## [Task prompt]
Write out the whole listing word for word.

## [Extracted records]
-------------------------
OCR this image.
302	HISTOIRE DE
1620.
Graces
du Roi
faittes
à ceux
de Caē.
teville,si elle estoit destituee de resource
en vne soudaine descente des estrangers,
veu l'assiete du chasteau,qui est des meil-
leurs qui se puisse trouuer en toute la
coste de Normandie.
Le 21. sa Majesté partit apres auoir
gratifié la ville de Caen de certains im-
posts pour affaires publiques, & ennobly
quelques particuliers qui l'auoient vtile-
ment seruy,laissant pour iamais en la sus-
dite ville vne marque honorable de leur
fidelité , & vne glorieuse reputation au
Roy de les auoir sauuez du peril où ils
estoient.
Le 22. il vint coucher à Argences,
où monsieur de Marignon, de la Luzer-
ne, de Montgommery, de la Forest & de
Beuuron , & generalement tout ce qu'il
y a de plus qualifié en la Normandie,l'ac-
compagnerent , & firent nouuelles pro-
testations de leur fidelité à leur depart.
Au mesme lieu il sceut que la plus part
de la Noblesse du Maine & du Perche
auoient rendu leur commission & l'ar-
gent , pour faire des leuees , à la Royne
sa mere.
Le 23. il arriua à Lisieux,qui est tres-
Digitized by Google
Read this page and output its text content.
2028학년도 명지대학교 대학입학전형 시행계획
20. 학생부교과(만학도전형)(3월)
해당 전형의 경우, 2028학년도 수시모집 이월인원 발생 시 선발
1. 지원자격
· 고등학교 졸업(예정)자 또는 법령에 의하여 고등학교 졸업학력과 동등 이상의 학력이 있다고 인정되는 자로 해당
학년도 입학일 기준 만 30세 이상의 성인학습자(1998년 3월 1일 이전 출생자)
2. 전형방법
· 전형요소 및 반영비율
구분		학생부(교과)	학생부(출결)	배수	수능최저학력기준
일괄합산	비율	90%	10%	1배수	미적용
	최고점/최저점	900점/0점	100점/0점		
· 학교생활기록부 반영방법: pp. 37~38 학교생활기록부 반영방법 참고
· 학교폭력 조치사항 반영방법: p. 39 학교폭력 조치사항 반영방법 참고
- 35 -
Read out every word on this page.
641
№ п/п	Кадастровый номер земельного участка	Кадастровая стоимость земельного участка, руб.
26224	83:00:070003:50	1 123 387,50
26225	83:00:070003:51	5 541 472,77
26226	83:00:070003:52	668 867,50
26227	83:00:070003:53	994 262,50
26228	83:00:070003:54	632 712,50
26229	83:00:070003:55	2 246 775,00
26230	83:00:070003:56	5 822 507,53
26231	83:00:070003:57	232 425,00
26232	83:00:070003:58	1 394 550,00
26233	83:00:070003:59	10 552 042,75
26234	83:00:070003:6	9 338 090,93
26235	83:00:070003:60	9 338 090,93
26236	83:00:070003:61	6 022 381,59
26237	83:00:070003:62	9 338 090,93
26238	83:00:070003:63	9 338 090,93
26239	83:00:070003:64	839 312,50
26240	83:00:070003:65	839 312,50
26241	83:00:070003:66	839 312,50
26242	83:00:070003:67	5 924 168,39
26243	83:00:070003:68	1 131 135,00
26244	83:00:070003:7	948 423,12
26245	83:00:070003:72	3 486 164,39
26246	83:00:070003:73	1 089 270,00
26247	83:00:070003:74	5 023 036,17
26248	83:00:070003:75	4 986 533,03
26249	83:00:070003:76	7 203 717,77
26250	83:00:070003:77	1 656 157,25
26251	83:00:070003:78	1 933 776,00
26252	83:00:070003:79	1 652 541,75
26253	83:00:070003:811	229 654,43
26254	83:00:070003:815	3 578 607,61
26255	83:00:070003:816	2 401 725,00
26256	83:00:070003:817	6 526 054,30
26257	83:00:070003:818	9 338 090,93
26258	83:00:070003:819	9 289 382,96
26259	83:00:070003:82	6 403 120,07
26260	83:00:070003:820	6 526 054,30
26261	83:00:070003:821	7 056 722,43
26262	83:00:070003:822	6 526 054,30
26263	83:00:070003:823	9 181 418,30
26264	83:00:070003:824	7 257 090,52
-------------------------
## [Solution]
OCR this image.
302	HISTOIRE DE
1620.
Graces
du Roi
faittes
à ceux
de Caē.
teville,si elle estoit destituee de resource
en vne soudaine descente des estrangers,
veu l'assiete du chasteau,qui est des meil-
leurs qui se puisse trouuer en toute la
coste de Normandie.
Le 21. sa Majesté partit apres auoir
gratifié la ville de Caen de certains im-
posts pour affaires publiques, & ennobly
quelques particuliers qui l'auoient vtile-
ment seruy,laissant pour iamais en la sus-
dite ville vne marque honorable de leur
fidelité , & vne glorieuse reputation au
Roy de les auoir sauuez du peril où ils
estoient.
Le 22. il vint coucher à Argences,
où monsieur de Marignon, de la Luzer-
ne, de Montgommery, de la Forest & de
Beuuron , & generalement tout ce qu'il
y a de plus qualifié en la Normandie,l'ac-
compagnerent , & firent nouuelles pro-
testations de leur fidelité à leur depart.
Au mesme lieu il sceut que la plus part
de la Noblesse du Maine & du Perche
auoient rendu leur commission & l'ar-
gent , pour faire des leuees , à la Royne
sa mere.
Le 23. il arriua à Lisieux,qui est tres-
Digitized by Google
Read this page and output its text content.
2028학년도 명지대학교 대학입학전형 시행계획
20. 학생부교과(만학도전형)(3월)
해당 전형의 경우, 2028학년도 수시모집 이월인원 발생 시 선발
1. 지원자격
· 고등학교 졸업(예정)자 또는 법령에 의하여 고등학교 졸업학력과 동등 이상의 학력이 있다고 인정되는 자로 해당
학년도 입학일 기준 만 30세 이상의 성인학습자(1998년 3월 1일 이전 출생자)
2. 전형방법
· 전형요소 및 반영비율
구분		학생부(교과)	학생부(출결)	배수	수능최저학력기준
일괄합산	비율	90%	10%	1배수	미적용
	최고점/최저점	900점/0점	100점/0점		
· 학교생활기록부 반영방법: pp. 37~38 학교생활기록부 반영방법 참고
· 학교폭력 조치사항 반영방법: p. 39 학교폭력 조치사항 반영방법 참고
- 35 -
Read out every word on this page.
641
№ п/п	Кадастровый номер земельного участка	Кадастровая стоимость земельного участка, руб.
26224	83:00:070003:50	1 123 387,50
26225	83:00:070003:51	5 541 472,77
26226	83:00:070003:52	668 867,50
26227	83:00:070003:53	994 262,50
26228	83:00:070003:54	632 712,50
26229	83:00:070003:55	2 246 775,00
26230	83:00:070003:56	5 822 507,53
26231	83:00:070003:57	232 425,00
26232	83:00:070003:58	1 394 550,00
26233	83:00:070003:59	10 552 042,75
26234	83:00:070003:6	9 338 090,93
26235	83:00:070003:60	9 338 090,93
26236	83:00:070003:61	6 022 381,59
26237	83:00:070003:62	9 338 090,93
26238	83:00:070003:63	9 338 090,93
26239	83:00:070003:64	839 312,50
26240	83:00:070003:65	839 312,50
26241	83:00:070003:66	839 312,50
26242	83:00:070003:67	5 924 168,39
26243	83:00:070003:68	1 131 135,00
26244	83:00:070003:7	948 423,12
26245	83:00:070003:72	3 486 164,39
26246	83:00:070003:73	1 089 270,00
26247	83:00:070003:74	5 023 036,17
26248	83:00:070003:75	4 986 533,03
26249	83:00:070003:76	7 203 717,77
26250	83:00:070003:77	1 656 157,25
26251	83:00:070003:78	1 933 776,00
26252	83:00:070003:79	1 652 541,75
26253	83:00:070003:811	229 654,43
26254	83:00:070003:815	3 578 607,61
26255	83:00:070003:816	2 401 725,00
26256	83:00:070003:817	6 526 054,30
26257	83:00:070003:818	9 338 090,93
26258	83:00:070003:819	9 289 382,96
26259	83:00:070003:82	6 403 120,07
26260	83:00:070003:820	6 526 054,30
26261	83:00:070003:821	7 056 722,43
26262	83:00:070003:822	6 526 054,30
26263	83:00:070003:823	9 181 418,30
26264	83:00:070003:824	7 257 090,52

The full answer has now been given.